YOUR OBJECTIVE =
Reproduce the convention write-up starting at "Justice, the Golem" and ending at "the other way.", substituting "Blue Coats" for "Long Arms" throughout.

READING PASSAGE =
------------------------
Go Play Northwest 2018 — Nothing but Excellent Games
This year, I had the pleasure of being dragged across the country by my good friend Tracy to attend a tabletop RPG convention that was a truly special event for me. Every single game was somewhere between very good and truly exceptional, and I got to play a whole host of games I had always wanted to try along with some new discoveries. Across the entire convention, I only played a game I had played before one time, and that one game (Night’s Black Agents) was one of the best sessions I have ever had the pleasure of GMing. It was a great pleasure to see old friends and new, and my games were so good I’ve decided to write them all up briefly below!
The Dreaming Crucible
Growing up is trauma. Maturity is bought with blood. You will find it — in a land where magic dwells and enchantment rules. Have you bravery enough to wrestle with demons? Wisdom enough to resist beguilement? Nerve enough to grow up?
I did not actually play this at Go Play NW, strictly speaking, but rather Narrative Games Northwest, a fabulous organization all about “Co-operative Story telling Adventures with inclusivity at the helm”. The Dreaming Crucible is a three-player game wherein one player takes the role of the Heroine, who will be trapped in Faerie by another character, the Dark Faerie, and aided by a third, the Light Faerie. Jason, the Hero, befriended my character, a mercurial spirit of order spitefully named “Nerd Ghost” at their first appearance, but through a whole host of trials and travails, Nerd Ghost accepted their new name and indeed helped Jason to escape.
Notable moments include small fish-shaped pockets of air piloted through a river, a cathedral who’s every door led to a new place, and the Hero player and myself struggling mightily to think of Call of Duty words and phrases as we set a scene where in I played Jason’s friend DarkLord474.
Fall of Magic
Magic is dying, and the Magus is dying with it. We travel together to the realm of Umbra where magic was born.
Justice, the Golem of Ravenhall. My golem who ran law enforcement through a magical scrying mirror but did not really believe in cops (their Long Arms, as they were known in the city). Fawn, the Apprentice of Ravenhall. Their player likened this witch-girl to someone getting a journalism degree in 2018 (wince). River, the Crab-Singer of Istallia (spelling? who knows). A harpy who did crab cosplay and sang folk songs about crab preservation to anyone who would listen. Harrison, the Fox of Mistwood. A foxy fashion designer who ended up joining the Barley Town mafia. Caspian, the Hero of Barley Town. They were a masked vigilante who never did pick up on the fact that Justice had been conveniently arranging the Long Arms to look the other way.
I was just now able to write up these characters off the cuff because Fall of Magic was an incredibly fun and memorable game. It has about four rules, which mostly boil down to “hey, take these scene prompts and make something good,” and make something good we did. I would dearly love to play it again, and go through the whole scroll if possible, but perhaps not take 54 hours to do so as our fabulous facilitator said they once did.
Notable moments included magic berries that got Caspian and Fawn extremely high, every moment in which River appeared, and Justice being trapped in a magical ritual trap by the Grey Wardens at the very end.
Downfall
Build a society you truly care about, and lovingly destroy it.
------------------------
Labeled region entries

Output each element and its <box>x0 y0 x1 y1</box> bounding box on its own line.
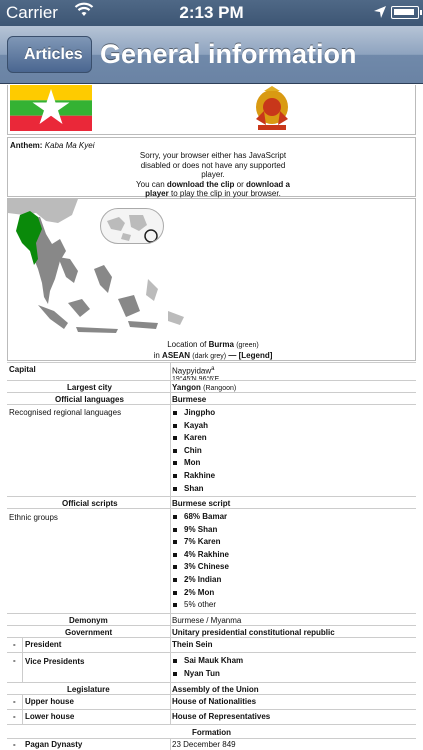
download-player-link[interactable]: download a <box>246 180 290 189</box>
ethnic-groups-list: 68% Bamar 9% Shan 7% Karen 4% Rakhine 3%… <box>172 511 229 612</box>
list-item[interactable]: Chin <box>172 445 215 458</box>
anthem-name[interactable]: Kaba Ma Kyei <box>45 141 95 150</box>
list-item[interactable]: Sai Mauk Kham <box>172 655 243 668</box>
row-official-languages: Official languages Burmese <box>7 392 416 404</box>
battery-icon <box>391 6 422 19</box>
anthem-box: Anthem: Kaba Ma Kyei Sorry, your browser… <box>7 137 416 199</box>
list-item[interactable]: Mon <box>172 457 215 470</box>
list-item[interactable]: Nyan Tun <box>172 668 243 681</box>
globe-inset <box>100 208 164 244</box>
list-item[interactable]: Jingpho <box>172 407 215 420</box>
media-message: Sorry, your browser either has JavaScrip… <box>136 151 290 199</box>
symbols-row <box>7 85 416 135</box>
emblem-image[interactable] <box>244 85 300 131</box>
row-regional-languages: Recognised regional languages Jingpho Ka… <box>7 404 416 496</box>
article-content[interactable]: Anthem: Kaba Ma Kyei Sorry, your browser… <box>0 85 423 750</box>
upper-house-link[interactable]: House of Nationalities <box>172 697 256 706</box>
list-item[interactable]: 68% Bamar <box>172 511 229 524</box>
lower-house-link[interactable]: House of Representatives <box>172 712 270 721</box>
row-vice-presidents: - Vice Presidents Sai Mauk Kham Nyan Tun <box>7 652 416 682</box>
list-item[interactable]: 3% Chinese <box>172 561 229 574</box>
list-item[interactable]: 2% Mon <box>172 587 229 600</box>
back-button-label: Articles <box>24 46 83 63</box>
map-caption: Location of Burma (green) in ASEAN (dark… <box>153 340 273 360</box>
download-clip-link[interactable]: download the clip <box>167 180 235 189</box>
location-map[interactable] <box>8 199 415 336</box>
row-president: - President Thein Sein <box>7 637 416 652</box>
largest-city-link[interactable]: Yangon <box>172 383 201 392</box>
location-map-box: Location of Burma (green) in ASEAN (dark… <box>7 198 416 361</box>
government-link[interactable]: Unitary presidential constitutional repu… <box>172 628 335 637</box>
legislature-link[interactable]: Assembly of the Union <box>172 685 259 694</box>
navigation-bar: Articles General information <box>0 26 423 84</box>
list-item[interactable]: 2% Indian <box>172 574 229 587</box>
regional-languages-list: Jingpho Kayah Karen Chin Mon Rakhine Sha… <box>172 407 215 495</box>
row-demonym: Demonym Burmese / Myanma <box>7 613 416 625</box>
list-item[interactable]: 4% Rakhine <box>172 549 229 562</box>
official-language-link[interactable]: Burmese <box>172 395 206 404</box>
list-item[interactable]: 7% Karen <box>172 536 229 549</box>
back-button[interactable]: Articles <box>7 36 92 73</box>
president-link[interactable]: Thein Sein <box>172 640 212 649</box>
status-bar: Carrier 2:13 PM <box>0 0 423 26</box>
row-largest-city: Largest city Yangon (Rangoon) <box>7 380 416 392</box>
row-government: Government Unitary presidential constitu… <box>7 625 416 637</box>
row-ethnic-groups: Ethnic groups 68% Bamar 9% Shan 7% Karen… <box>7 508 416 613</box>
clock: 2:13 PM <box>179 3 244 22</box>
capital-link[interactable]: Naypyidaw <box>172 367 211 376</box>
list-item[interactable]: 9% Shan <box>172 524 229 537</box>
row-formation-header: Formation <box>7 724 416 738</box>
row-capital: Capital Naypyidawa 19°45′N 96°6′E <box>7 362 416 383</box>
location-arrow-icon <box>373 4 387 24</box>
vice-presidents-list: Sai Mauk Kham Nyan Tun <box>172 655 243 680</box>
list-item[interactable]: Kayah <box>172 420 215 433</box>
row-lower-house: - Lower house House of Representatives <box>7 709 416 724</box>
legend-link[interactable]: [Legend] <box>239 351 273 360</box>
flag-image[interactable] <box>10 85 92 131</box>
anthem-line: Anthem: Kaba Ma Kyei <box>10 141 95 150</box>
row-pagan-dynasty: - Pagan Dynasty 23 December 849 <box>7 738 416 750</box>
official-script-link[interactable]: Burmese script <box>172 499 230 508</box>
row-upper-house: - Upper house House of Nationalities <box>7 694 416 709</box>
list-item[interactable]: Karen <box>172 432 215 445</box>
row-official-scripts: Official scripts Burmese script <box>7 496 416 508</box>
row-legislature: Legislature Assembly of the Union <box>7 682 416 694</box>
page-title: General information <box>100 39 357 69</box>
anthem-label: Anthem: <box>10 141 43 150</box>
list-item[interactable]: Shan <box>172 483 215 496</box>
list-item: 5% other <box>172 599 229 612</box>
list-item[interactable]: Rakhine <box>172 470 215 483</box>
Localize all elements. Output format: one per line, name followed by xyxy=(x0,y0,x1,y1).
------------------------
SOLUTION TO THE PROBLEM =
Justice, the Golem of Ravenhall. My golem who ran law enforcement through a magical scrying mirror but did not really believe in cops (their Blue Coats, as they were known in the city). Fawn, the Apprentice of Ravenhall. Their player likened this witch-girl to someone getting a journalism degree in 2018 (wince). River, the Crab-Singer of Istallia (spelling? who knows). A harpy who did crab cosplay and sang folk songs about crab preservation to anyone who would listen. Harrison, the Fox of Mistwood. A foxy fashion designer who ended up joining the Barley Town mafia. Caspian, the Hero of Barley Town. They were a masked vigilante who never did pick up on the fact that Justice had been conveniently arranging the Blue Coats to look the other way.